** Start of EXERCISE MATERIAL **

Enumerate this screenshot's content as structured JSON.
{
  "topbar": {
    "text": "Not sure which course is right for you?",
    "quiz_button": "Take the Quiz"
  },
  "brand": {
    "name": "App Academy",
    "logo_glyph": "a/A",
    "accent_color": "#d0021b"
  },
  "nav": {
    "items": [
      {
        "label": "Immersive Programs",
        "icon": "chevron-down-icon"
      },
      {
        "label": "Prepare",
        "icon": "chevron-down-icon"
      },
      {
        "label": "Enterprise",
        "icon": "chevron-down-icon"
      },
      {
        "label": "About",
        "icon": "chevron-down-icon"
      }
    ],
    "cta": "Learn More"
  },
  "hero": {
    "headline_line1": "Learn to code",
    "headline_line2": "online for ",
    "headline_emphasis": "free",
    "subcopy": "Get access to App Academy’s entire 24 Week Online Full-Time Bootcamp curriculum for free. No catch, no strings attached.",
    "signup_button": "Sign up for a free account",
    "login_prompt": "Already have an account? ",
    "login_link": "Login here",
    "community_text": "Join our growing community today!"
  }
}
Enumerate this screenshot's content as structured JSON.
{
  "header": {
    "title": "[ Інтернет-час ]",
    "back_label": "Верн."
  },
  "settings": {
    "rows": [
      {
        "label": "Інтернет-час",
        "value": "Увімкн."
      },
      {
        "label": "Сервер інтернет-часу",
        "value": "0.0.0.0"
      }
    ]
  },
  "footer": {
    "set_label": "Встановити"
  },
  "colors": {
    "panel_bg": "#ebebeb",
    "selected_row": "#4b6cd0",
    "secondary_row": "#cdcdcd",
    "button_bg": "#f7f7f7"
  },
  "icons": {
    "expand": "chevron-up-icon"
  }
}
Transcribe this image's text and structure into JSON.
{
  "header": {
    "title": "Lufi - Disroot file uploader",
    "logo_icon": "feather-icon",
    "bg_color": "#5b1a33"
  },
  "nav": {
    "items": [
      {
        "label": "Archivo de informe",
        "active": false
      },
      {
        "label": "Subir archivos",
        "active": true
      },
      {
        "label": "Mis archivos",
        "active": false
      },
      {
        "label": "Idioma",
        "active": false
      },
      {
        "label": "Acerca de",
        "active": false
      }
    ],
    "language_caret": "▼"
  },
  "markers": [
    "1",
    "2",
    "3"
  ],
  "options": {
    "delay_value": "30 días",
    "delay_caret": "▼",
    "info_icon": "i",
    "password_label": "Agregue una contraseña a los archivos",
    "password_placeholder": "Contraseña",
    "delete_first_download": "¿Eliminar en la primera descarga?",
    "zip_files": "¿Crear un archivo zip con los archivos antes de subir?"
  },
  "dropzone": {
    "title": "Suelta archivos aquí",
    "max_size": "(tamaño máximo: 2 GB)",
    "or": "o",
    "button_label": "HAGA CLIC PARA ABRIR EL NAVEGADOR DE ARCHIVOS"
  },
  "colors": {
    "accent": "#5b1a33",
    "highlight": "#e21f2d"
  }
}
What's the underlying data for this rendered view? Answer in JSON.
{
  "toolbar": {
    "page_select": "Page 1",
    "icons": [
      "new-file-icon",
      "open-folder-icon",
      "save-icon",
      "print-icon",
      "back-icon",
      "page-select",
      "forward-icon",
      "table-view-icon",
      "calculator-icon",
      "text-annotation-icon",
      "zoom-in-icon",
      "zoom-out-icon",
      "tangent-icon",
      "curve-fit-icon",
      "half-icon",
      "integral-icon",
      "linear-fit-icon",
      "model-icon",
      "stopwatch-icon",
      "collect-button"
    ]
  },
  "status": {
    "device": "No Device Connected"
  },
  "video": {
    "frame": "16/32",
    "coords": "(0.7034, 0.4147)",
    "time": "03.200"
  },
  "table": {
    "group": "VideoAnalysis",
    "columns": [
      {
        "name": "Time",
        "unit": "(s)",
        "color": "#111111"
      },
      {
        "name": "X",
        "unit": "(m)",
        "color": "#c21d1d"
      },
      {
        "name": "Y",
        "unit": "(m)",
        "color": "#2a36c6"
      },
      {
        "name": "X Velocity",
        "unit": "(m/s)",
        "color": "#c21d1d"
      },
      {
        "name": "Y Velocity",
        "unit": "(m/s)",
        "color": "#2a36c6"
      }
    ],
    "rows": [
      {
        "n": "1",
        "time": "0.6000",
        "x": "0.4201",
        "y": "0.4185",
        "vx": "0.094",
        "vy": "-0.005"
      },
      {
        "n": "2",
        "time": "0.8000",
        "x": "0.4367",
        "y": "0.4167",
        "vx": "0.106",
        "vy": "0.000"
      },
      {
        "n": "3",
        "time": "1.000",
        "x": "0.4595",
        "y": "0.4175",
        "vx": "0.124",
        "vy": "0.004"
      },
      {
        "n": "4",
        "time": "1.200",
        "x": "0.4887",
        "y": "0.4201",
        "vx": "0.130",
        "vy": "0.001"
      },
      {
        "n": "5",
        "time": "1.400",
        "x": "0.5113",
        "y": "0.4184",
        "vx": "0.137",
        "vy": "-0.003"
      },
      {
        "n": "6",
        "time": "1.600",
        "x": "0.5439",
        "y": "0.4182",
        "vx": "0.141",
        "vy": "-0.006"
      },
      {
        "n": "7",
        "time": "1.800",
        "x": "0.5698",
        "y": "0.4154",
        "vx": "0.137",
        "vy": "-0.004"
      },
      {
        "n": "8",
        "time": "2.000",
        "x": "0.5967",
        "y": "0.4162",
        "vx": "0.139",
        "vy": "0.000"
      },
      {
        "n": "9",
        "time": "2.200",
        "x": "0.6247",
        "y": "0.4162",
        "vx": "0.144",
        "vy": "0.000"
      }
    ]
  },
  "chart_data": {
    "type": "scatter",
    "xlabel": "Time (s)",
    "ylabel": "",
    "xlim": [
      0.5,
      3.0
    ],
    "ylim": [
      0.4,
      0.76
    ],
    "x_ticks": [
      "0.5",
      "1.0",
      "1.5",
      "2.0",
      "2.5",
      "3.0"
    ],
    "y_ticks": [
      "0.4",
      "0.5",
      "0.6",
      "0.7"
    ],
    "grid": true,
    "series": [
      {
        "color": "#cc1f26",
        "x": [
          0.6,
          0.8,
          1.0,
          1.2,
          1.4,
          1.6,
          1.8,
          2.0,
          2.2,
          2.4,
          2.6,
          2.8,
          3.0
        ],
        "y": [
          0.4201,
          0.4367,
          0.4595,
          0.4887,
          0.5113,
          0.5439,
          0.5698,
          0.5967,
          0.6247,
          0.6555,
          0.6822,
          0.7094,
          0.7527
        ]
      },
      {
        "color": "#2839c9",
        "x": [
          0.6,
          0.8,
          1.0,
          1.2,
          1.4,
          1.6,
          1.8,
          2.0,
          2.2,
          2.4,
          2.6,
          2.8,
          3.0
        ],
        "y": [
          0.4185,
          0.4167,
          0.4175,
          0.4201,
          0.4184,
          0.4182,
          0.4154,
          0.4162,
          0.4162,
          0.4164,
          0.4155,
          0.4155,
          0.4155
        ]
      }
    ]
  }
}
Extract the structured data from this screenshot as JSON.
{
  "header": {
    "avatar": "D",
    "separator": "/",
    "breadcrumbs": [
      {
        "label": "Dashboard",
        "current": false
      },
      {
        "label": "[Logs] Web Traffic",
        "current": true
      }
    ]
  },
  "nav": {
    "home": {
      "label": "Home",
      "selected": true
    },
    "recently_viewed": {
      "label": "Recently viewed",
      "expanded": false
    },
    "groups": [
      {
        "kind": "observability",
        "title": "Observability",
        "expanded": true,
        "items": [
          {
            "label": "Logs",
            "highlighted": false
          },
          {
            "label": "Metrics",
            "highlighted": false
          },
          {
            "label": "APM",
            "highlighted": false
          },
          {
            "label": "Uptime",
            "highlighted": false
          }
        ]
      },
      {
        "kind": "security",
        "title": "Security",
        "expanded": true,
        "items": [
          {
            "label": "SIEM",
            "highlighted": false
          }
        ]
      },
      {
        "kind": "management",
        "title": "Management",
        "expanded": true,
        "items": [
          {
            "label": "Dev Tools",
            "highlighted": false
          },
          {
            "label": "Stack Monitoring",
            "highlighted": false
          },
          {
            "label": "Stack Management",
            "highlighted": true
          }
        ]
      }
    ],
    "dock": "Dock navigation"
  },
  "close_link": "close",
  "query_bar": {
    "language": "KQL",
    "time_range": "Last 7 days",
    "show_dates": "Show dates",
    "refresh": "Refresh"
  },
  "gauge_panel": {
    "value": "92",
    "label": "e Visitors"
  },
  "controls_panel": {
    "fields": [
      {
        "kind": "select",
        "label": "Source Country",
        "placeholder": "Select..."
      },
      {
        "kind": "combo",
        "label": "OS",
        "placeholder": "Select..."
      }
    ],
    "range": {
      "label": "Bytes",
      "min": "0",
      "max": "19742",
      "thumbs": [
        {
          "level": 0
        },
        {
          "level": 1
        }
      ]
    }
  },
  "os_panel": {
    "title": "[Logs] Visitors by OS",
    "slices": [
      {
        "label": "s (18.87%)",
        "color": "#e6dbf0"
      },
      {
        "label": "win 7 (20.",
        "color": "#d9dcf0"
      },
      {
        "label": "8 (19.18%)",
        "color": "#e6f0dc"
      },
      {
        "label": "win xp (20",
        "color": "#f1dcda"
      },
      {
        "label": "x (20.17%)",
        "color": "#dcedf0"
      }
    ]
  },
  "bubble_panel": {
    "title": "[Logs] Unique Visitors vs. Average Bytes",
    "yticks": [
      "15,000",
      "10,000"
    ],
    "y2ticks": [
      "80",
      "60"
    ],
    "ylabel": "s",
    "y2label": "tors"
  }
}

** End of EXERCISE MATERIAL **

> [THE TASK] Tally the lines of the data that hold the string "this". Answer with the number and nothing more.

> [SOLVED PROBLEM] 5